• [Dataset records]
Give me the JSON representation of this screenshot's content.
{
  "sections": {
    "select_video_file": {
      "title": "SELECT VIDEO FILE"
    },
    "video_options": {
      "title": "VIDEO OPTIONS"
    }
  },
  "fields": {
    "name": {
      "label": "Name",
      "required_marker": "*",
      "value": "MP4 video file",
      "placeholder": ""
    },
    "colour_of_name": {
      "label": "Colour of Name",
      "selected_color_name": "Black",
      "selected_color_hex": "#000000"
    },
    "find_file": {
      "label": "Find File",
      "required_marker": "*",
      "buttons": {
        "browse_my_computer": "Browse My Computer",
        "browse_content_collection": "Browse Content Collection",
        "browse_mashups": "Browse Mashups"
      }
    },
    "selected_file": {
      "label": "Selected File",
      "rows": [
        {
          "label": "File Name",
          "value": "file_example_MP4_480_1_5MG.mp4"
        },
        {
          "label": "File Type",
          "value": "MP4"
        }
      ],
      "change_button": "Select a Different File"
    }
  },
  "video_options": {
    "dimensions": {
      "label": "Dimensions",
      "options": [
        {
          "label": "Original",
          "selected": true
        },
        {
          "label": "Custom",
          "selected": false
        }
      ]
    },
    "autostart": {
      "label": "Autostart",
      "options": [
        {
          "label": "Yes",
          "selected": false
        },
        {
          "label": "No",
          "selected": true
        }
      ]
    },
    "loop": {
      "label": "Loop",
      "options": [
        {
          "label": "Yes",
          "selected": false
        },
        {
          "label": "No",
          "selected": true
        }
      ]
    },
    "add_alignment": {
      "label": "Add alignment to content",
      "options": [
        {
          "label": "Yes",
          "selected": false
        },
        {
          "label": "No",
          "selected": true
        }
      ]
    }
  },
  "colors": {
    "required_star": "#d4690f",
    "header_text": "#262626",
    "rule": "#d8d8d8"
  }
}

• [BRIEF] Write out every record shown above, word for word.

• [RESPONSE TO THIS EXERCISE]
Give me the JSON representation of this screenshot's content.
{
  "sections": {
    "select_video_file": {
      "title": "SELECT VIDEO FILE"
    },
    "video_options": {
      "title": "VIDEO OPTIONS"
    }
  },
  "fields": {
    "name": {
      "label": "Name",
      "required_marker": "*",
      "value": "MP4 video file",
      "placeholder": ""
    },
    "colour_of_name": {
      "label": "Colour of Name",
      "selected_color_name": "Black",
      "selected_color_hex": "#000000"
    },
    "find_file": {
      "label": "Find File",
      "required_marker": "*",
      "buttons": {
        "browse_my_computer": "Browse My Computer",
        "browse_content_collection": "Browse Content Collection",
        "browse_mashups": "Browse Mashups"
      }
    },
    "selected_file": {
      "label": "Selected File",
      "rows": [
        {
          "label": "File Name",
          "value": "file_example_MP4_480_1_5MG.mp4"
        },
        {
          "label": "File Type",
          "value": "MP4"
        }
      ],
      "change_button": "Select a Different File"
    }
  },
  "video_options": {
    "dimensions": {
      "label": "Dimensions",
      "options": [
        {
          "label": "Original",
          "selected": true
        },
        {
          "label": "Custom",
          "selected": false
        }
      ]
    },
    "autostart": {
      "label": "Autostart",
      "options": [
        {
          "label": "Yes",
          "selected": false
        },
        {
          "label": "No",
          "selected": true
        }
      ]
    },
    "loop": {
      "label": "Loop",
      "options": [
        {
          "label": "Yes",
          "selected": false
        },
        {
          "label": "No",
          "selected": true
        }
      ]
    },
    "add_alignment": {
      "label": "Add alignment to content",
      "options": [
        {
          "label": "Yes",
          "selected": false
        },
        {
          "label": "No",
          "selected": true
        }
      ]
    }
  },
  "colors": {
    "required_star": "#d4690f",
    "header_text": "#262626",
    "rule": "#d8d8d8"
  }
}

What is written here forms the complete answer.